**Information provided**
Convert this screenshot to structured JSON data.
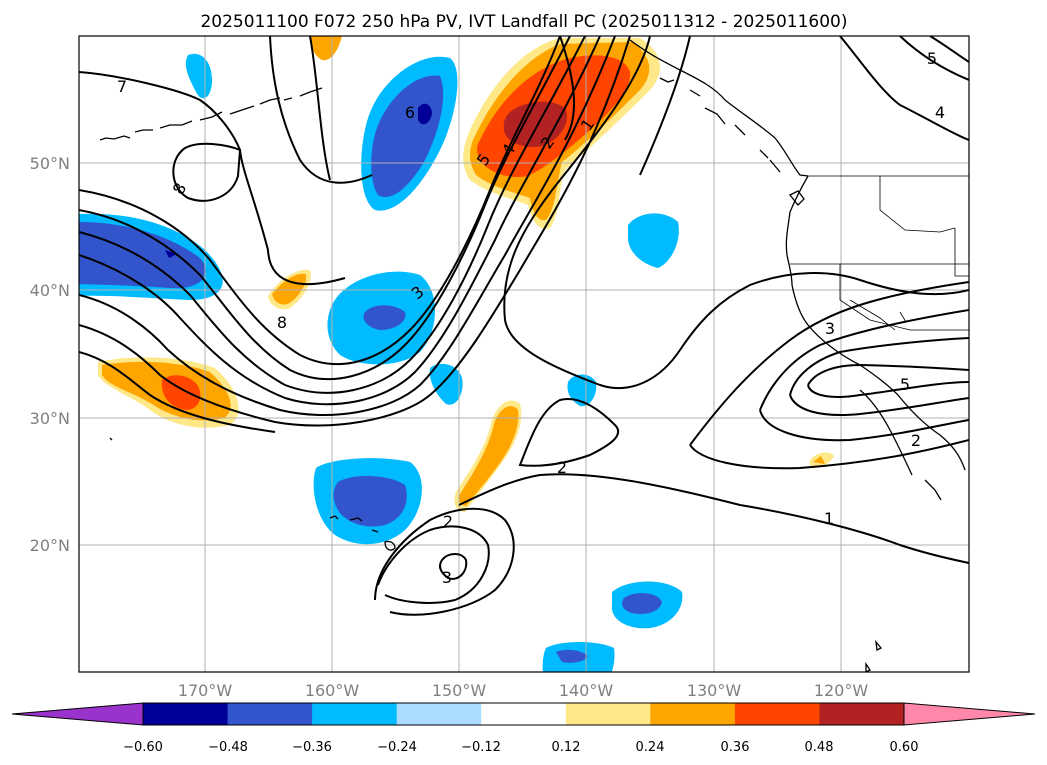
{
  "title": "2025011100 F072 250 hPa PV, IVT Landfall PC (2025011312 - 2025011600)",
  "lat_labels": [
    "50°N",
    "40°N",
    "30°N",
    "20°N"
  ],
  "lon_labels": [
    "170°W",
    "160°W",
    "150°W",
    "140°W",
    "130°W",
    "120°W"
  ],
  "colorbar": {
    "colors": [
      "#9933cc",
      "#000099",
      "#3355cc",
      "#00bbff",
      "#aaddff",
      "#ffffff",
      "#ffe888",
      "#ffa500",
      "#ff4500",
      "#b22222",
      "#ff88aa"
    ],
    "tick_labels": [
      "−0.60",
      "−0.48",
      "−0.36",
      "−0.24",
      "−0.12",
      "0.12",
      "0.24",
      "0.36",
      "0.48",
      "0.60"
    ]
  },
  "contour_labels": [
    "7",
    "8",
    "6",
    "5",
    "4",
    "2",
    "1",
    "4",
    "5",
    "8",
    "3",
    "3",
    "5",
    "2",
    "2",
    "2",
    "3",
    "1"
  ]
}
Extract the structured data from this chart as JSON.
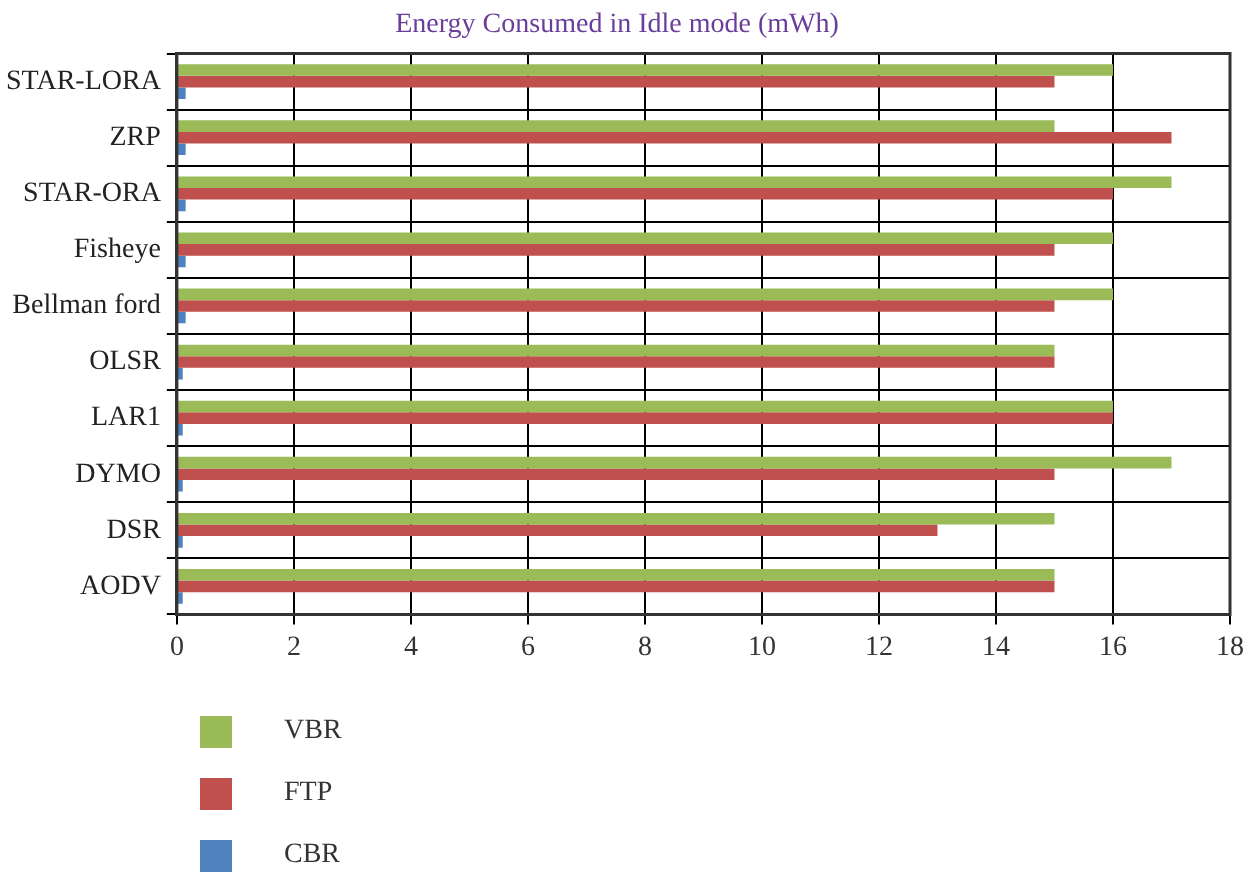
{
  "chart_data": {
    "type": "bar",
    "orientation": "horizontal",
    "title": "Energy Consumed in Idle mode (mWh)",
    "categories": [
      "STAR-LORA",
      "ZRP",
      "STAR-ORA",
      "Fisheye",
      "Bellman ford",
      "OLSR",
      "LAR1",
      "DYMO",
      "DSR",
      "AODV"
    ],
    "series": [
      {
        "name": "VBR",
        "color": "#9bbb59",
        "values": [
          16,
          15,
          17,
          16,
          16,
          15,
          16,
          17,
          15,
          15
        ]
      },
      {
        "name": "FTP",
        "color": "#c0504d",
        "values": [
          15,
          17,
          16,
          15,
          15,
          15,
          16,
          15,
          13,
          15
        ]
      },
      {
        "name": "CBR",
        "color": "#4f81bd",
        "values": [
          0.15,
          0.15,
          0.15,
          0.15,
          0.15,
          0.1,
          0.1,
          0.1,
          0.1,
          0.1
        ]
      }
    ],
    "xlim": [
      0,
      18
    ],
    "xticks": [
      0,
      2,
      4,
      6,
      8,
      10,
      12,
      14,
      16,
      18
    ],
    "grid": true,
    "legend": "bottom left"
  }
}
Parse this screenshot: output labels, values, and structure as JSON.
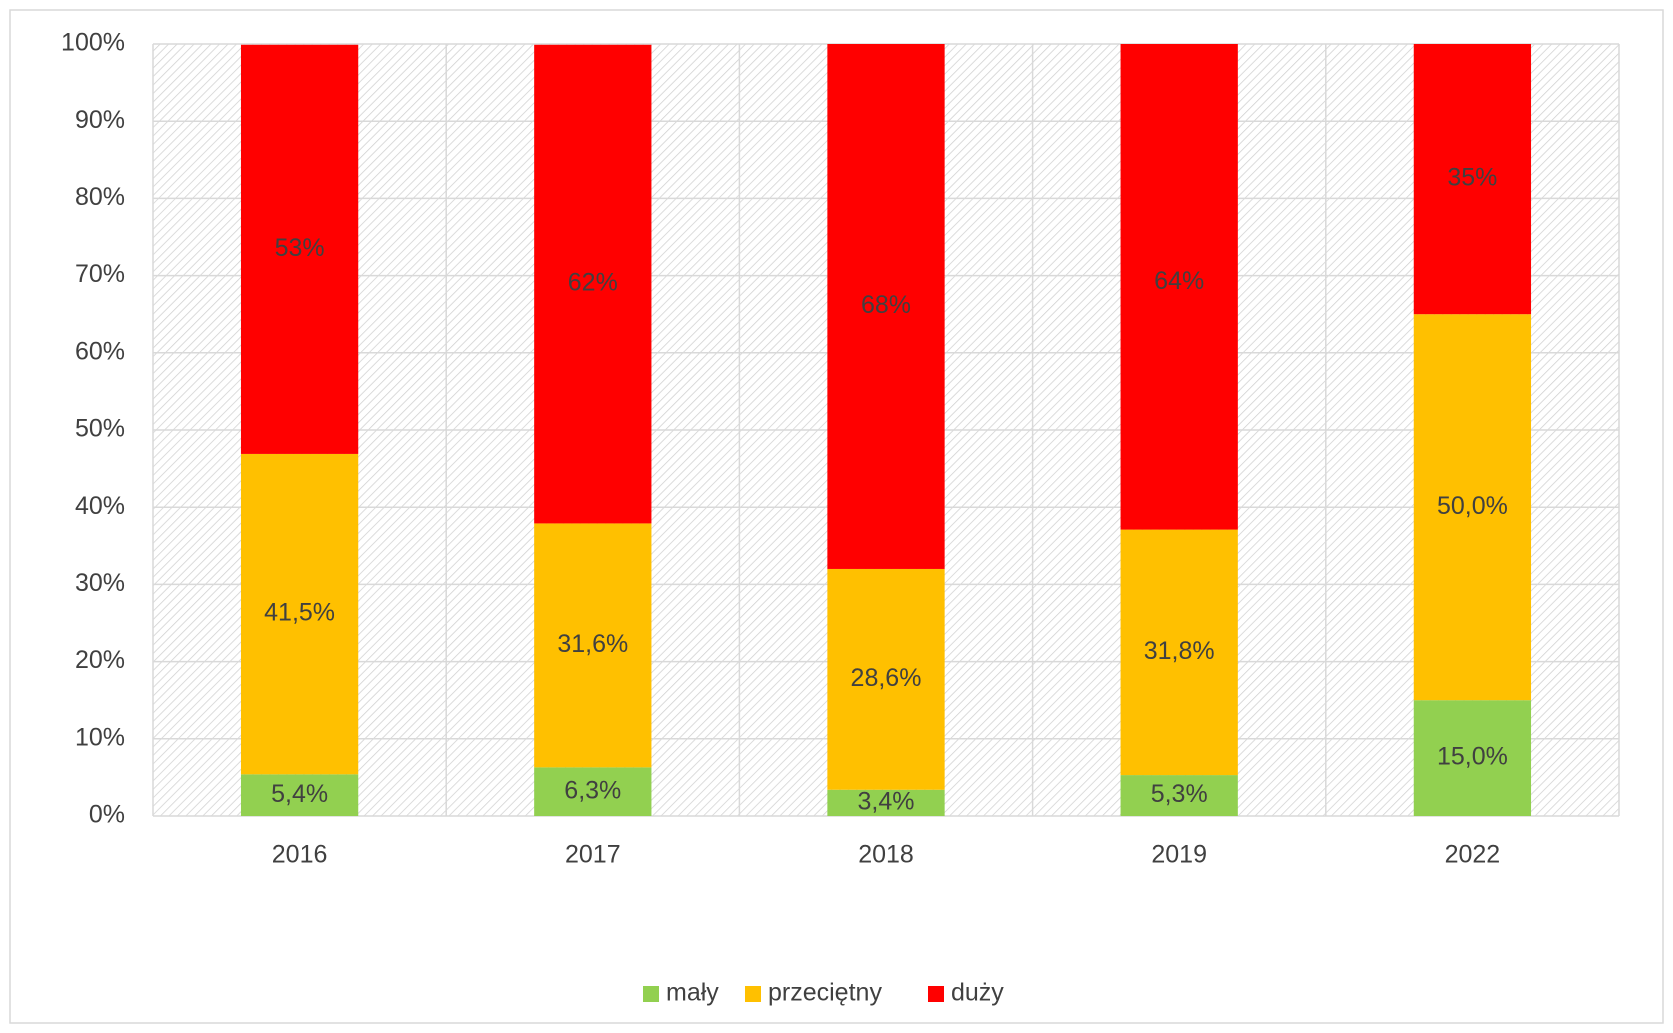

**What to produce**
Go through the listing above line by line and say how many lines hold the word "screenshot". Reply with that number only.

**Solution to the problem**
2